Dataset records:
— Begin —
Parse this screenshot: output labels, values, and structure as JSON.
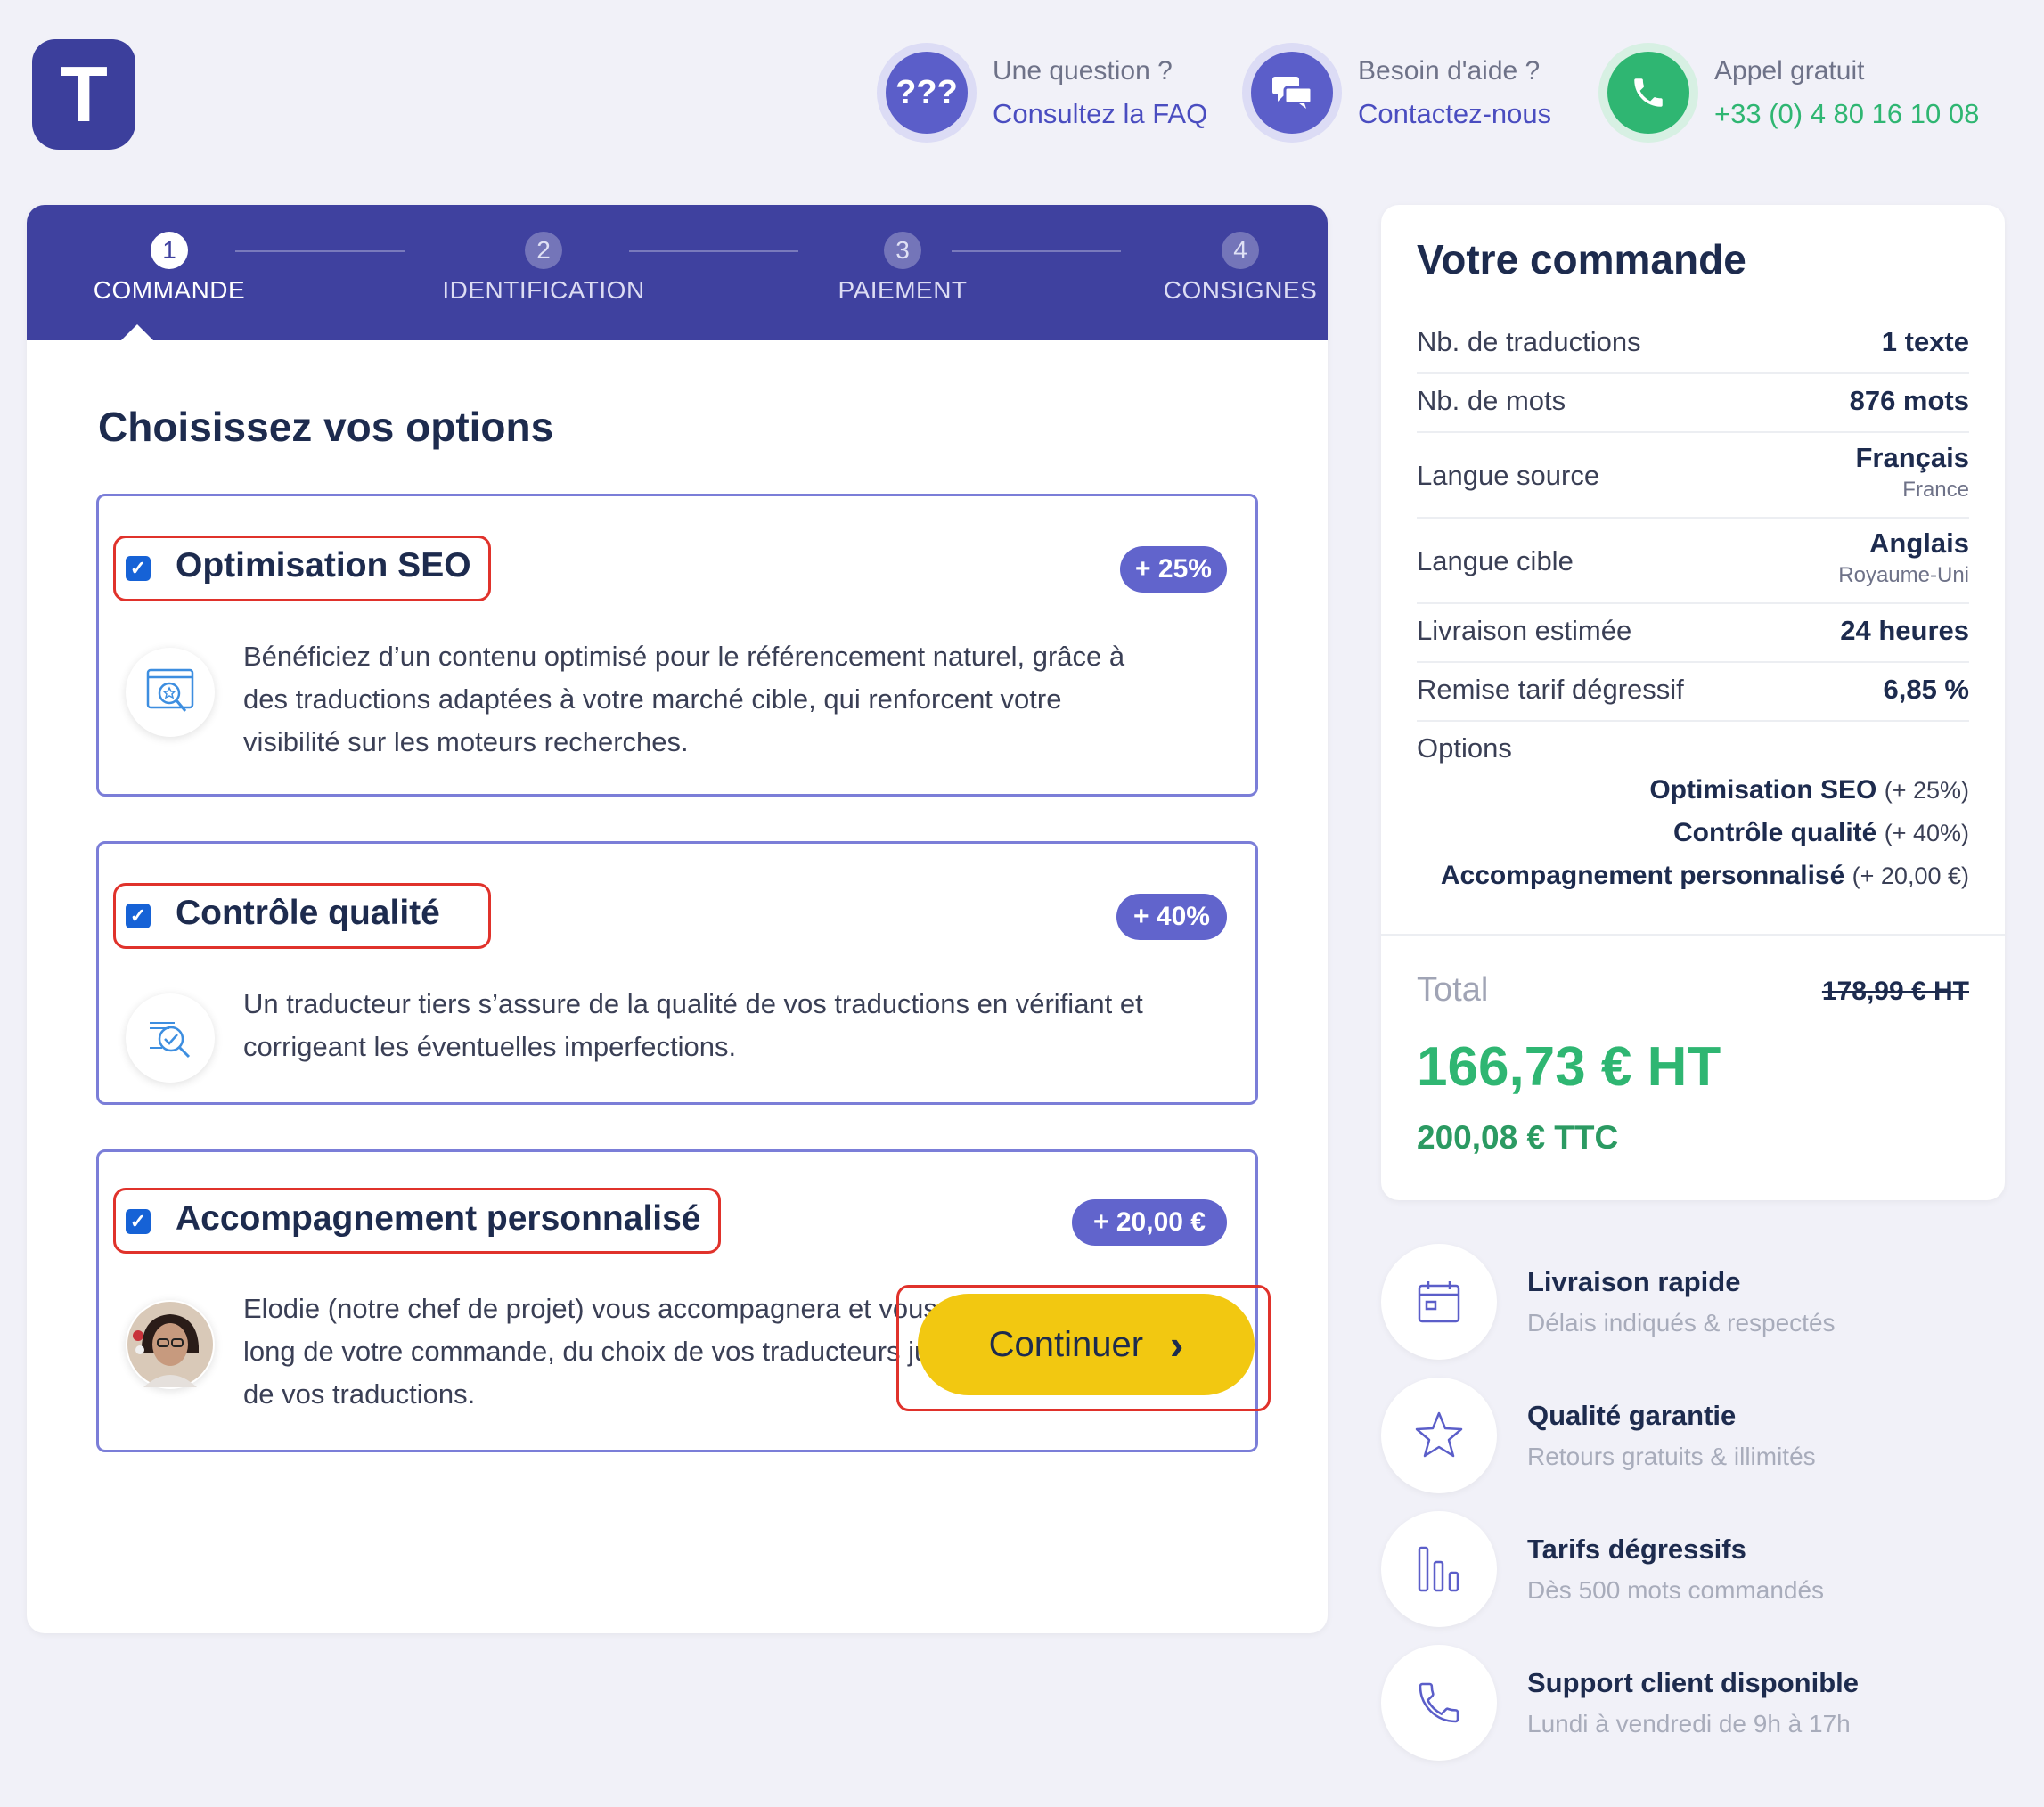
{
  "logo": {
    "letter": "T"
  },
  "header": {
    "faq": {
      "small": "Une question ?",
      "link": "Consultez la FAQ",
      "icon_text": "???"
    },
    "help": {
      "small": "Besoin d'aide ?",
      "link": "Contactez-nous"
    },
    "phone": {
      "small": "Appel gratuit",
      "link": "+33 (0) 4 80 16 10 08"
    }
  },
  "steps": [
    {
      "num": "1",
      "label": "COMMANDE",
      "active": true
    },
    {
      "num": "2",
      "label": "IDENTIFICATION",
      "active": false
    },
    {
      "num": "3",
      "label": "PAIEMENT",
      "active": false
    },
    {
      "num": "4",
      "label": "CONSIGNES",
      "active": false
    }
  ],
  "main": {
    "title": "Choisissez vos options",
    "options": [
      {
        "title": "Optimisation SEO",
        "badge": "+ 25%",
        "checked": true,
        "desc_lines": [
          "Bénéficiez d’un contenu optimisé pour le référencement naturel, grâce à",
          "des traductions adaptées à votre marché cible, qui renforcent votre",
          "visibilité sur les moteurs recherches."
        ],
        "icon": "seo-search-icon"
      },
      {
        "title": "Contrôle qualité",
        "badge": "+ 40%",
        "checked": true,
        "desc_lines": [
          "Un traducteur tiers s’assure de la qualité de vos traductions en vérifiant et",
          "corrigeant les éventuelles imperfections."
        ],
        "icon": "quality-check-icon"
      },
      {
        "title": "Accompagnement personnalisé",
        "badge": "+ 20,00 €",
        "checked": true,
        "desc_lines": [
          "Elodie (notre chef de projet) vous accompagnera et vous aidera tout au",
          "long de votre commande, du choix de vos traducteurs jusqu'à la livraison",
          "de vos traductions."
        ],
        "icon": "project-manager-avatar"
      }
    ],
    "continue_label": "Continuer",
    "continue_arrow": "›"
  },
  "summary": {
    "title": "Votre commande",
    "rows": [
      {
        "label": "Nb. de traductions",
        "value": "1 texte"
      },
      {
        "label": "Nb. de mots",
        "value": "876 mots"
      },
      {
        "label": "Langue source",
        "value": "Français",
        "sub": "France"
      },
      {
        "label": "Langue cible",
        "value": "Anglais",
        "sub": "Royaume-Uni"
      },
      {
        "label": "Livraison estimée",
        "value": "24 heures"
      },
      {
        "label": "Remise tarif dégressif",
        "value": "6,85 %"
      }
    ],
    "options_label": "Options",
    "options": [
      {
        "name": "Optimisation SEO",
        "extra": "(+ 25%)"
      },
      {
        "name": "Contrôle qualité",
        "extra": "(+ 40%)"
      },
      {
        "name": "Accompagnement personnalisé",
        "extra": "(+ 20,00 €)"
      }
    ],
    "total_label": "Total",
    "old_price": "178,99 € HT",
    "price_ht": "166,73 € HT",
    "price_ttc": "200,08 € TTC"
  },
  "features": [
    {
      "title": "Livraison rapide",
      "sub": "Délais indiqués & respectés",
      "icon": "calendar-icon"
    },
    {
      "title": "Qualité garantie",
      "sub": "Retours gratuits & illimités",
      "icon": "star-icon"
    },
    {
      "title": "Tarifs dégressifs",
      "sub": "Dès 500 mots commandés",
      "icon": "bar-chart-icon"
    },
    {
      "title": "Support client disponible",
      "sub": "Lundi à vendredi de 9h à 17h",
      "icon": "phone-icon"
    }
  ],
  "colors": {
    "primary": "#3f419f",
    "accent": "#6164cc",
    "green": "#2fb672",
    "yellow": "#f2c811",
    "highlight_red": "#e0322b"
  }
}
— End —
TASK PROMPT ::
Quote the data above in full, leaving out the pictures it holds.

RIGHT ANSWER ::
Parse this screenshot: output labels, values, and structure as JSON.
{
  "logo": {
    "letter": "T"
  },
  "header": {
    "faq": {
      "small": "Une question ?",
      "link": "Consultez la FAQ",
      "icon_text": "???"
    },
    "help": {
      "small": "Besoin d'aide ?",
      "link": "Contactez-nous"
    },
    "phone": {
      "small": "Appel gratuit",
      "link": "+33 (0) 4 80 16 10 08"
    }
  },
  "steps": [
    {
      "num": "1",
      "label": "COMMANDE",
      "active": true
    },
    {
      "num": "2",
      "label": "IDENTIFICATION",
      "active": false
    },
    {
      "num": "3",
      "label": "PAIEMENT",
      "active": false
    },
    {
      "num": "4",
      "label": "CONSIGNES",
      "active": false
    }
  ],
  "main": {
    "title": "Choisissez vos options",
    "options": [
      {
        "title": "Optimisation SEO",
        "badge": "+ 25%",
        "checked": true,
        "desc_lines": [
          "Bénéficiez d’un contenu optimisé pour le référencement naturel, grâce à",
          "des traductions adaptées à votre marché cible, qui renforcent votre",
          "visibilité sur les moteurs recherches."
        ],
        "icon": "seo-search-icon"
      },
      {
        "title": "Contrôle qualité",
        "badge": "+ 40%",
        "checked": true,
        "desc_lines": [
          "Un traducteur tiers s’assure de la qualité de vos traductions en vérifiant et",
          "corrigeant les éventuelles imperfections."
        ],
        "icon": "quality-check-icon"
      },
      {
        "title": "Accompagnement personnalisé",
        "badge": "+ 20,00 €",
        "checked": true,
        "desc_lines": [
          "Elodie (notre chef de projet) vous accompagnera et vous aidera tout au",
          "long de votre commande, du choix de vos traducteurs jusqu'à la livraison",
          "de vos traductions."
        ],
        "icon": "project-manager-avatar"
      }
    ],
    "continue_label": "Continuer",
    "continue_arrow": "›"
  },
  "summary": {
    "title": "Votre commande",
    "rows": [
      {
        "label": "Nb. de traductions",
        "value": "1 texte"
      },
      {
        "label": "Nb. de mots",
        "value": "876 mots"
      },
      {
        "label": "Langue source",
        "value": "Français",
        "sub": "France"
      },
      {
        "label": "Langue cible",
        "value": "Anglais",
        "sub": "Royaume-Uni"
      },
      {
        "label": "Livraison estimée",
        "value": "24 heures"
      },
      {
        "label": "Remise tarif dégressif",
        "value": "6,85 %"
      }
    ],
    "options_label": "Options",
    "options": [
      {
        "name": "Optimisation SEO",
        "extra": "(+ 25%)"
      },
      {
        "name": "Contrôle qualité",
        "extra": "(+ 40%)"
      },
      {
        "name": "Accompagnement personnalisé",
        "extra": "(+ 20,00 €)"
      }
    ],
    "total_label": "Total",
    "old_price": "178,99 € HT",
    "price_ht": "166,73 € HT",
    "price_ttc": "200,08 € TTC"
  },
  "features": [
    {
      "title": "Livraison rapide",
      "sub": "Délais indiqués & respectés",
      "icon": "calendar-icon"
    },
    {
      "title": "Qualité garantie",
      "sub": "Retours gratuits & illimités",
      "icon": "star-icon"
    },
    {
      "title": "Tarifs dégressifs",
      "sub": "Dès 500 mots commandés",
      "icon": "bar-chart-icon"
    },
    {
      "title": "Support client disponible",
      "sub": "Lundi à vendredi de 9h à 17h",
      "icon": "phone-icon"
    }
  ],
  "colors": {
    "primary": "#3f419f",
    "accent": "#6164cc",
    "green": "#2fb672",
    "yellow": "#f2c811",
    "highlight_red": "#e0322b"
  }
}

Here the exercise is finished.